**GIVEN INSTRUCTION**.
Retype every entry in its entirety, without alteration.
•••
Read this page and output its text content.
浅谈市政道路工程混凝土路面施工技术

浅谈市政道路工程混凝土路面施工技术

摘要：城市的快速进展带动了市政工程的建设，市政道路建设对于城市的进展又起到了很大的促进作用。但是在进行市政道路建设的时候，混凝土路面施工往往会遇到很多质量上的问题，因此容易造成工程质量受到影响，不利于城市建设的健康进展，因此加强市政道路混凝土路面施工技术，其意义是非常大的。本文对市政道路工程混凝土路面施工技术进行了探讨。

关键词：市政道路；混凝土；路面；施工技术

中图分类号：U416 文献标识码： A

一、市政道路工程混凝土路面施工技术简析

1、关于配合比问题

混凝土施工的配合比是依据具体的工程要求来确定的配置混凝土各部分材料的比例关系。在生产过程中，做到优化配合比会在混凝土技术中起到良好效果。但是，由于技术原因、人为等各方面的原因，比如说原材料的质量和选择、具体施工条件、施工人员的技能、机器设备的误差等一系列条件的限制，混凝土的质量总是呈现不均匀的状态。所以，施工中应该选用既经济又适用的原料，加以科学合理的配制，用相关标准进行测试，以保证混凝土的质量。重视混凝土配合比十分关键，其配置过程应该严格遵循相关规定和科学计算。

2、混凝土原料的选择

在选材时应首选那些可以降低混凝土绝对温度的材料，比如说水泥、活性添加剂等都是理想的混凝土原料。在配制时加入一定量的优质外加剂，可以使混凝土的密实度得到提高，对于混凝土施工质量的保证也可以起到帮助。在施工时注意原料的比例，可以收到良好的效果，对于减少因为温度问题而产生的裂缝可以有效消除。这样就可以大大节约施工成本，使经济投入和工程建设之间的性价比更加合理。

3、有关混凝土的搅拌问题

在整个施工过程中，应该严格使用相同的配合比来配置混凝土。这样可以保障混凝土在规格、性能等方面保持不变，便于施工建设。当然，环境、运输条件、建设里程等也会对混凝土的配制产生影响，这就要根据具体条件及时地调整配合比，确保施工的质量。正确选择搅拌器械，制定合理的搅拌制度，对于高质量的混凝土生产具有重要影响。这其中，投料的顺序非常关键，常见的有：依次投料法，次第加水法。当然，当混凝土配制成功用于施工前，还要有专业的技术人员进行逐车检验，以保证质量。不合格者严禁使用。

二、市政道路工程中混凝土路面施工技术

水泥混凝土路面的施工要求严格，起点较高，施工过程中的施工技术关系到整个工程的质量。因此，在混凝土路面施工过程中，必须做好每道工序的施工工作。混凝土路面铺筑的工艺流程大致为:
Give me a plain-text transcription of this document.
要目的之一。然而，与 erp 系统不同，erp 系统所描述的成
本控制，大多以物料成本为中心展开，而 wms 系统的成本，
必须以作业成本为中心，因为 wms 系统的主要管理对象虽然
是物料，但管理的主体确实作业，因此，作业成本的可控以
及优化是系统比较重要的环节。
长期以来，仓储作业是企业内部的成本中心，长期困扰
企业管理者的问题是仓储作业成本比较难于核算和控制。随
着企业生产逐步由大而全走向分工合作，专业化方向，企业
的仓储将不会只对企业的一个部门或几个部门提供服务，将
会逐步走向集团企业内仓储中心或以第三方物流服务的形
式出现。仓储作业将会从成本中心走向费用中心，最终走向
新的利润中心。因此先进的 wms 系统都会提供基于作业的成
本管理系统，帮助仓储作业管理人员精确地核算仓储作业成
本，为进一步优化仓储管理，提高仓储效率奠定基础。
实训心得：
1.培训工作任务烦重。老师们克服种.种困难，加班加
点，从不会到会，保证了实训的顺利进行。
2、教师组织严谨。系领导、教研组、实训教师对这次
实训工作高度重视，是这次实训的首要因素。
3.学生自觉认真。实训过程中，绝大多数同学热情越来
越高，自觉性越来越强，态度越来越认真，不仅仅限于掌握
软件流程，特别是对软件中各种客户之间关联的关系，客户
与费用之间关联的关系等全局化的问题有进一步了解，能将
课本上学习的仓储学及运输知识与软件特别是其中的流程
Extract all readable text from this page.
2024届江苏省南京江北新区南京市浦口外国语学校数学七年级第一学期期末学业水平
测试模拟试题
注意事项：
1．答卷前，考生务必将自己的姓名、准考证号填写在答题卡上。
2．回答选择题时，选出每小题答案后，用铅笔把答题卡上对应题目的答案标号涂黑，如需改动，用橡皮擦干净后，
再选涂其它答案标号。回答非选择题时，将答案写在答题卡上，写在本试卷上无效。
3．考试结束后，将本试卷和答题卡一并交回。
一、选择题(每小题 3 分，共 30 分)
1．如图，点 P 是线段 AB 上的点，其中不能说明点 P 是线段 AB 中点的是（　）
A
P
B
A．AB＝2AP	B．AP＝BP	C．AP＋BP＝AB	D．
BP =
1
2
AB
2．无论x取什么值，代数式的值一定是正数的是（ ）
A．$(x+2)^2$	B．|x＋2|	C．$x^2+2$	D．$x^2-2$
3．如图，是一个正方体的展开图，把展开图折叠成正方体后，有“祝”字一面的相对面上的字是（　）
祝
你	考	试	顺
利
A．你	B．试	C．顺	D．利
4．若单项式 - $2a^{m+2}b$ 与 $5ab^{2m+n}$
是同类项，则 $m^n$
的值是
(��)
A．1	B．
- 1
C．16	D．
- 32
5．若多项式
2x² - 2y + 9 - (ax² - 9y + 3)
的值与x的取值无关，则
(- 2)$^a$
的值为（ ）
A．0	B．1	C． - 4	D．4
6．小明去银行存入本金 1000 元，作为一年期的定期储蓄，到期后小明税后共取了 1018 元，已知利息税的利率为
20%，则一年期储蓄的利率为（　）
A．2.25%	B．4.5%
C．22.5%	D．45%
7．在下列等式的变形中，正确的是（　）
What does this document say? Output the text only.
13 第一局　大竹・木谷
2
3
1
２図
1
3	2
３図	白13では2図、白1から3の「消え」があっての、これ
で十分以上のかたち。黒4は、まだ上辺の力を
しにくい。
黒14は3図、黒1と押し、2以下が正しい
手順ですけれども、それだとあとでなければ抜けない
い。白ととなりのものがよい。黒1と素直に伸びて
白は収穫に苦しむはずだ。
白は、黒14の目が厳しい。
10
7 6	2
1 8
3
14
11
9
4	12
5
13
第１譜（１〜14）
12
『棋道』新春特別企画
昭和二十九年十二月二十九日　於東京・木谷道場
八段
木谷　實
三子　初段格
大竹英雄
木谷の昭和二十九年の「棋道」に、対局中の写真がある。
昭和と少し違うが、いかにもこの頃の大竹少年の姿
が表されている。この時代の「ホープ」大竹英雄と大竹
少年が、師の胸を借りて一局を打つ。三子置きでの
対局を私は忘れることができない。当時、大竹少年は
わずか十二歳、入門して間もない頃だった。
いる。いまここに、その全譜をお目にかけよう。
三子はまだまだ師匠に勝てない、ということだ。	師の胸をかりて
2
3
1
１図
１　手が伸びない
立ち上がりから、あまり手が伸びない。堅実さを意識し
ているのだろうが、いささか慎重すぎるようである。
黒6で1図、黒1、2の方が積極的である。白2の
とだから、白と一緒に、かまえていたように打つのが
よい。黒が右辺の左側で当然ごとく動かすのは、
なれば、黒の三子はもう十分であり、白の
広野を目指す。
•••
**FINAL RESULT**.
Read this page and output its text content.
浅谈市政道路工程混凝土路面施工技术

浅谈市政道路工程混凝土路面施工技术

摘要：城市的快速进展带动了市政工程的建设，市政道路建设对于城市的进展又起到了很大的促进作用。但是在进行市政道路建设的时候，混凝土路面施工往往会遇到很多质量上的问题，因此容易造成工程质量受到影响，不利于城市建设的健康进展，因此加强市政道路混凝土路面施工技术，其意义是非常大的。本文对市政道路工程混凝土路面施工技术进行了探讨。

关键词：市政道路；混凝土；路面；施工技术

中图分类号：U416 文献标识码： A

一、市政道路工程混凝土路面施工技术简析

1、关于配合比问题

混凝土施工的配合比是依据具体的工程要求来确定的配置混凝土各部分材料的比例关系。在生产过程中，做到优化配合比会在混凝土技术中起到良好效果。但是，由于技术原因、人为等各方面的原因，比如说原材料的质量和选择、具体施工条件、施工人员的技能、机器设备的误差等一系列条件的限制，混凝土的质量总是呈现不均匀的状态。所以，施工中应该选用既经济又适用的原料，加以科学合理的配制，用相关标准进行测试，以保证混凝土的质量。重视混凝土配合比十分关键，其配置过程应该严格遵循相关规定和科学计算。

2、混凝土原料的选择

在选材时应首选那些可以降低混凝土绝对温度的材料，比如说水泥、活性添加剂等都是理想的混凝土原料。在配制时加入一定量的优质外加剂，可以使混凝土的密实度得到提高，对于混凝土施工质量的保证也可以起到帮助。在施工时注意原料的比例，可以收到良好的效果，对于减少因为温度问题而产生的裂缝可以有效消除。这样就可以大大节约施工成本，使经济投入和工程建设之间的性价比更加合理。

3、有关混凝土的搅拌问题

在整个施工过程中，应该严格使用相同的配合比来配置混凝土。这样可以保障混凝土在规格、性能等方面保持不变，便于施工建设。当然，环境、运输条件、建设里程等也会对混凝土的配制产生影响，这就要根据具体条件及时地调整配合比，确保施工的质量。正确选择搅拌器械，制定合理的搅拌制度，对于高质量的混凝土生产具有重要影响。这其中，投料的顺序非常关键，常见的有：依次投料法，次第加水法。当然，当混凝土配制成功用于施工前，还要有专业的技术人员进行逐车检验，以保证质量。不合格者严禁使用。

二、市政道路工程中混凝土路面施工技术

水泥混凝土路面的施工要求严格，起点较高，施工过程中的施工技术关系到整个工程的质量。因此，在混凝土路面施工过程中，必须做好每道工序的施工工作。混凝土路面铺筑的工艺流程大致为:
Give me a plain-text transcription of this document.
要目的之一。然而，与 erp 系统不同，erp 系统所描述的成
本控制，大多以物料成本为中心展开，而 wms 系统的成本，
必须以作业成本为中心，因为 wms 系统的主要管理对象虽然
是物料，但管理的主体确实作业，因此，作业成本的可控以
及优化是系统比较重要的环节。
长期以来，仓储作业是企业内部的成本中心，长期困扰
企业管理者的问题是仓储作业成本比较难于核算和控制。随
着企业生产逐步由大而全走向分工合作，专业化方向，企业
的仓储将不会只对企业的一个部门或几个部门提供服务，将
会逐步走向集团企业内仓储中心或以第三方物流服务的形
式出现。仓储作业将会从成本中心走向费用中心，最终走向
新的利润中心。因此先进的 wms 系统都会提供基于作业的成
本管理系统，帮助仓储作业管理人员精确地核算仓储作业成
本，为进一步优化仓储管理，提高仓储效率奠定基础。
实训心得：
1.培训工作任务烦重。老师们克服种.种困难，加班加
点，从不会到会，保证了实训的顺利进行。
2、教师组织严谨。系领导、教研组、实训教师对这次
实训工作高度重视，是这次实训的首要因素。
3.学生自觉认真。实训过程中，绝大多数同学热情越来
越高，自觉性越来越强，态度越来越认真，不仅仅限于掌握
软件流程，特别是对软件中各种客户之间关联的关系，客户
与费用之间关联的关系等全局化的问题有进一步了解，能将
课本上学习的仓储学及运输知识与软件特别是其中的流程
Extract all readable text from this page.
2024届江苏省南京江北新区南京市浦口外国语学校数学七年级第一学期期末学业水平
测试模拟试题
注意事项：
1．答卷前，考生务必将自己的姓名、准考证号填写在答题卡上。
2．回答选择题时，选出每小题答案后，用铅笔把答题卡上对应题目的答案标号涂黑，如需改动，用橡皮擦干净后，
再选涂其它答案标号。回答非选择题时，将答案写在答题卡上，写在本试卷上无效。
3．考试结束后，将本试卷和答题卡一并交回。
一、选择题(每小题 3 分，共 30 分)
1．如图，点 P 是线段 AB 上的点，其中不能说明点 P 是线段 AB 中点的是（　）
A
P
B
A．AB＝2AP	B．AP＝BP	C．AP＋BP＝AB	D．
BP =
1
2
AB
2．无论x取什么值，代数式的值一定是正数的是（ ）
A．$(x+2)^2$	B．|x＋2|	C．$x^2+2$	D．$x^2-2$
3．如图，是一个正方体的展开图，把展开图折叠成正方体后，有“祝”字一面的相对面上的字是（　）
祝
你	考	试	顺
利
A．你	B．试	C．顺	D．利
4．若单项式 - $2a^{m+2}b$ 与 $5ab^{2m+n}$
是同类项，则 $m^n$
的值是
(��)
A．1	B．
- 1
C．16	D．
- 32
5．若多项式
2x² - 2y + 9 - (ax² - 9y + 3)
的值与x的取值无关，则
(- 2)$^a$
的值为（ ）
A．0	B．1	C． - 4	D．4
6．小明去银行存入本金 1000 元，作为一年期的定期储蓄，到期后小明税后共取了 1018 元，已知利息税的利率为
20%，则一年期储蓄的利率为（　）
A．2.25%	B．4.5%
C．22.5%	D．45%
7．在下列等式的变形中，正确的是（　）
What does this document say? Output the text only.
13 第一局　大竹・木谷
2
3
1
２図
1
3	2
３図	白13では2図、白1から3の「消え」があっての、これ
で十分以上のかたち。黒4は、まだ上辺の力を
しにくい。
黒14は3図、黒1と押し、2以下が正しい
手順ですけれども、それだとあとでなければ抜けない
い。白ととなりのものがよい。黒1と素直に伸びて
白は収穫に苦しむはずだ。
白は、黒14の目が厳しい。
10
7 6	2
1 8
3
14
11
9
4	12
5
13
第１譜（１〜14）
12
『棋道』新春特別企画
昭和二十九年十二月二十九日　於東京・木谷道場
八段
木谷　實
三子　初段格
大竹英雄
木谷の昭和二十九年の「棋道」に、対局中の写真がある。
昭和と少し違うが、いかにもこの頃の大竹少年の姿
が表されている。この時代の「ホープ」大竹英雄と大竹
少年が、師の胸を借りて一局を打つ。三子置きでの
対局を私は忘れることができない。当時、大竹少年は
わずか十二歳、入門して間もない頃だった。
いる。いまここに、その全譜をお目にかけよう。
三子はまだまだ師匠に勝てない、ということだ。	師の胸をかりて
2
3
1
１図
１　手が伸びない
立ち上がりから、あまり手が伸びない。堅実さを意識し
ているのだろうが、いささか慎重すぎるようである。
黒6で1図、黒1、2の方が積極的である。白2の
とだから、白と一緒に、かまえていたように打つのが
よい。黒が右辺の左側で当然ごとく動かすのは、
なれば、黒の三子はもう十分であり、白の
広野を目指す。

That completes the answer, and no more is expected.